**Problem details**
Gather every line that includes the word "VideoTag", please.
-- Extracted material start --
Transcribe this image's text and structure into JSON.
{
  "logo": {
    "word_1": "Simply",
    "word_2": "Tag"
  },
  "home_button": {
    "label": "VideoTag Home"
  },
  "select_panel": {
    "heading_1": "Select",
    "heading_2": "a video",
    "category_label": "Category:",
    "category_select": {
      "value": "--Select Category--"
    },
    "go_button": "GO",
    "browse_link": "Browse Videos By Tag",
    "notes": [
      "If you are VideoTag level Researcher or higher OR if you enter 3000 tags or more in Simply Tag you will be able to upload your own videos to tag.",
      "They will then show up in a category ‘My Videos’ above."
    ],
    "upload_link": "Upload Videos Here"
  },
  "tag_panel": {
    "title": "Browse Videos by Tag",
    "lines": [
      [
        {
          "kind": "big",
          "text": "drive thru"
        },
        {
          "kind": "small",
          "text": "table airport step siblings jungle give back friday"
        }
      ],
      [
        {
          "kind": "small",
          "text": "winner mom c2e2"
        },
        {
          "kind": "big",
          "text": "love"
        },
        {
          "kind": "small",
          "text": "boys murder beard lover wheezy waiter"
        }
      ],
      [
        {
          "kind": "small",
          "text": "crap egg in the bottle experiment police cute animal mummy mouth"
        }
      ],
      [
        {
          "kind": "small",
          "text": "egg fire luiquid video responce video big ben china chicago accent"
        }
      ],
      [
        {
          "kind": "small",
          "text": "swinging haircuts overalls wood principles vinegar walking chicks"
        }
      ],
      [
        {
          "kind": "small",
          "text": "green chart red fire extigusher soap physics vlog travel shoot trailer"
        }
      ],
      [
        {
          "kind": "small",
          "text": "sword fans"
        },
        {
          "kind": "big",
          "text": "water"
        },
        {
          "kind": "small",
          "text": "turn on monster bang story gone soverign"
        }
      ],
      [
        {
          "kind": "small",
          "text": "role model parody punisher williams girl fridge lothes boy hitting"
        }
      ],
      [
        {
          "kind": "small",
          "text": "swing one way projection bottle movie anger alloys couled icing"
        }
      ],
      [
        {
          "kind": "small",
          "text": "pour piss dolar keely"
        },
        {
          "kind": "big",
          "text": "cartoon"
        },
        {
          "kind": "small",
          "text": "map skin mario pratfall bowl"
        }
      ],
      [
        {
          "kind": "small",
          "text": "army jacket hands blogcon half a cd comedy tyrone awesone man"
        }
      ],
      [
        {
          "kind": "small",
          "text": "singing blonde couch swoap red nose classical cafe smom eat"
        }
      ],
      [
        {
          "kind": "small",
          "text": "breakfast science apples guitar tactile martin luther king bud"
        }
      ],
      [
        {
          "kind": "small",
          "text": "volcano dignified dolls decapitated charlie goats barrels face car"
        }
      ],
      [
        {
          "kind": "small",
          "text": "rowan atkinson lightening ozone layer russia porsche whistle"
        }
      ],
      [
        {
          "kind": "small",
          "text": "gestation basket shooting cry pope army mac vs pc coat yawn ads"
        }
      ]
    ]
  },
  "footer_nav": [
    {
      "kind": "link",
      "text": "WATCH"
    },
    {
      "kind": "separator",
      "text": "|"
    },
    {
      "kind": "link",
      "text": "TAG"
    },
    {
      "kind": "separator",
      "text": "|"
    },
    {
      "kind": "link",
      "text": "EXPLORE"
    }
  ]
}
-- Extracted material end --
**Full answer**
    "label": "VideoTag Home"
      "If you are VideoTag level Researcher or higher OR if you enter 3000 tags or more in Simply Tag you will be able to upload your own videos to tag.",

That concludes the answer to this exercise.